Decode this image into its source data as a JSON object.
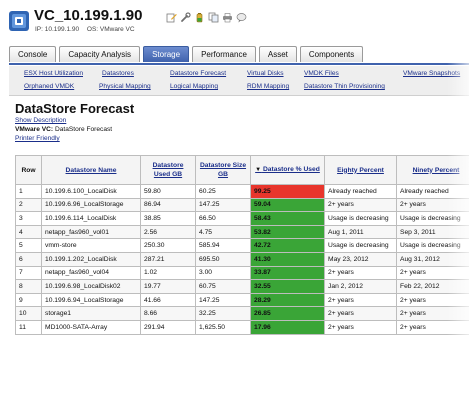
{
  "header": {
    "title": "VC_10.199.1.90",
    "ip": "IP: 10.199.1.90",
    "os": "OS: VMware VC",
    "toolbar_icons": [
      "edit-icon",
      "wrench-icon",
      "battery-icon",
      "copy-icon",
      "print-icon",
      "chat-icon"
    ]
  },
  "tabs": [
    {
      "label": "Console",
      "active": false
    },
    {
      "label": "Capacity Analysis",
      "active": false
    },
    {
      "label": "Storage",
      "active": true
    },
    {
      "label": "Performance",
      "active": false
    },
    {
      "label": "Asset",
      "active": false
    },
    {
      "label": "Components",
      "active": false
    }
  ],
  "subnav": {
    "row1": [
      "ESX Host Utilization",
      "Datastores",
      "Datastore Forecast",
      "Virtual Disks",
      "VMDK Files",
      "VMware Snapshots"
    ],
    "row2": [
      "Orphaned VMDK",
      "Physical Mapping",
      "Logical Mapping",
      "RDM Mapping",
      "Datastore Thin Provisioning"
    ]
  },
  "page": {
    "title": "DataStore Forecast",
    "show_description": "Show Description",
    "vc_label": "VMware VC:",
    "vc_value": "DataStore Forecast",
    "printer_friendly": "Printer Friendly"
  },
  "table": {
    "headers": [
      "Row",
      "Datastore Name",
      "Datastore Used GB",
      "Datastore Size GB",
      "Datastore % Used",
      "Eighty Percent",
      "Ninety Percent"
    ],
    "sort_indicator": "▼",
    "rows": [
      {
        "row": "1",
        "name": "10.199.6.100_LocalDisk",
        "used": "59.80",
        "size": "60.25",
        "pct": "99.25",
        "eighty": "Already reached",
        "ninety": "Already reached",
        "status": "red"
      },
      {
        "row": "2",
        "name": "10.199.6.96_LocalStorage",
        "used": "86.94",
        "size": "147.25",
        "pct": "59.04",
        "eighty": "2+ years",
        "ninety": "2+ years",
        "status": "green"
      },
      {
        "row": "3",
        "name": "10.199.6.114_LocalDisk",
        "used": "38.85",
        "size": "66.50",
        "pct": "58.43",
        "eighty": "Usage is decreasing",
        "ninety": "Usage is decreasing",
        "status": "green"
      },
      {
        "row": "4",
        "name": "netapp_fas960_vol01",
        "used": "2.56",
        "size": "4.75",
        "pct": "53.82",
        "eighty": "Aug 1, 2011",
        "ninety": "Sep 3, 2011",
        "status": "green"
      },
      {
        "row": "5",
        "name": "vmm-store",
        "used": "250.30",
        "size": "585.94",
        "pct": "42.72",
        "eighty": "Usage is decreasing",
        "ninety": "Usage is decreasing",
        "status": "green"
      },
      {
        "row": "6",
        "name": "10.199.1.202_LocalDisk",
        "used": "287.21",
        "size": "695.50",
        "pct": "41.30",
        "eighty": "May 23, 2012",
        "ninety": "Aug 31, 2012",
        "status": "green"
      },
      {
        "row": "7",
        "name": "netapp_fas960_vol04",
        "used": "1.02",
        "size": "3.00",
        "pct": "33.87",
        "eighty": "2+ years",
        "ninety": "2+ years",
        "status": "green"
      },
      {
        "row": "8",
        "name": "10.199.6.98_LocalDisk02",
        "used": "19.77",
        "size": "60.75",
        "pct": "32.55",
        "eighty": "Jan 2, 2012",
        "ninety": "Feb 22, 2012",
        "status": "green"
      },
      {
        "row": "9",
        "name": "10.199.6.94_LocalStorage",
        "used": "41.66",
        "size": "147.25",
        "pct": "28.29",
        "eighty": "2+ years",
        "ninety": "2+ years",
        "status": "green"
      },
      {
        "row": "10",
        "name": "storage1",
        "used": "8.66",
        "size": "32.25",
        "pct": "26.85",
        "eighty": "2+ years",
        "ninety": "2+ years",
        "status": "green"
      },
      {
        "row": "11",
        "name": "MD1000-SATA-Array",
        "used": "291.94",
        "size": "1,625.50",
        "pct": "17.96",
        "eighty": "2+ years",
        "ninety": "2+ years",
        "status": "green"
      }
    ]
  },
  "colors": {
    "tab_active": "#3f62ad",
    "link": "#1a2e8a",
    "pct_red": "#e8352c",
    "pct_green": "#3aa537"
  }
}
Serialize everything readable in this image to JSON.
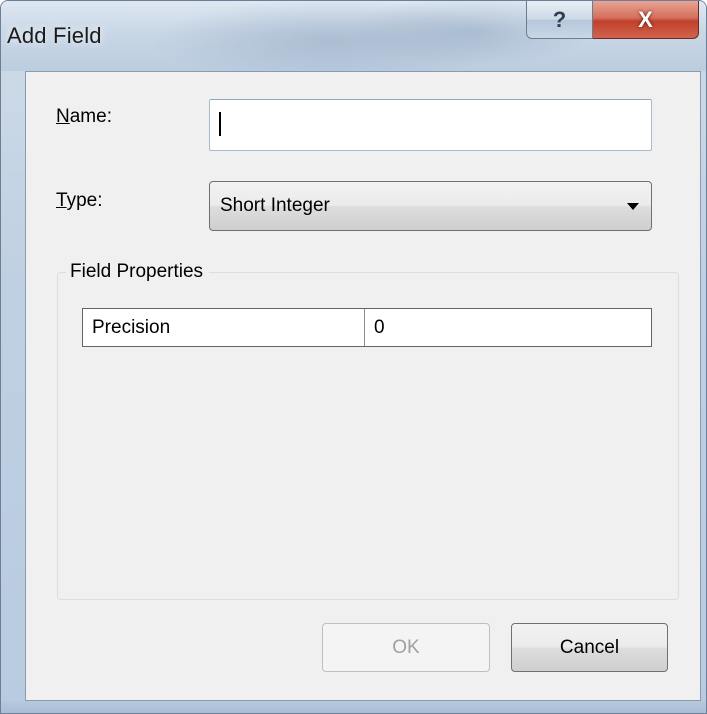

◇ ◇ ◇ ◇ ◇

Instruction: From the data above, copy out every line with the string "VMware" in it.

Completed task:
    "os": "OS: VMware VC",
      "VMware Snapshots"
    "vc_label": "VMware VC:",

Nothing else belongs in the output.